_Work instructions_
Below are the records; copy each line in which "Advisor" can be found.

_Data records_
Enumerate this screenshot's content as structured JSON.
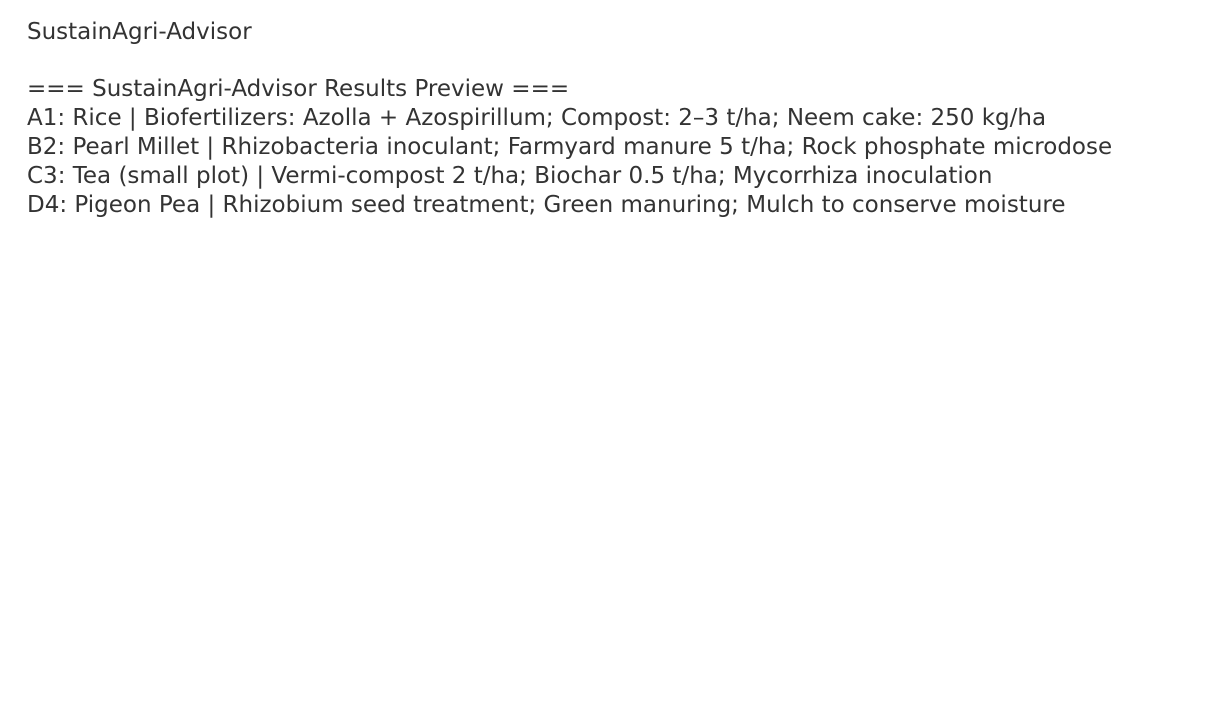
{
  "app": {
    "title": "SustainAgri-Advisor"
  },
  "results": {
    "header": "=== SustainAgri-Advisor Results Preview ===",
    "lines": [
      "A1: Rice | Biofertilizers: Azolla + Azospirillum; Compost: 2–3 t/ha; Neem cake: 250 kg/ha",
      "B2: Pearl Millet | Rhizobacteria inoculant; Farmyard manure 5 t/ha; Rock phosphate microdose",
      "C3: Tea (small plot) | Vermi-compost 2 t/ha; Biochar 0.5 t/ha; Mycorrhiza inoculation",
      "D4: Pigeon Pea | Rhizobium seed treatment; Green manuring; Mulch to conserve moisture"
    ]
  },
  "colors": {
    "text": "#333333",
    "background": "#ffffff"
  }
}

_Solved problem_
    "title": "SustainAgri-Advisor"
    "header": "=== SustainAgri-Advisor Results Preview ===",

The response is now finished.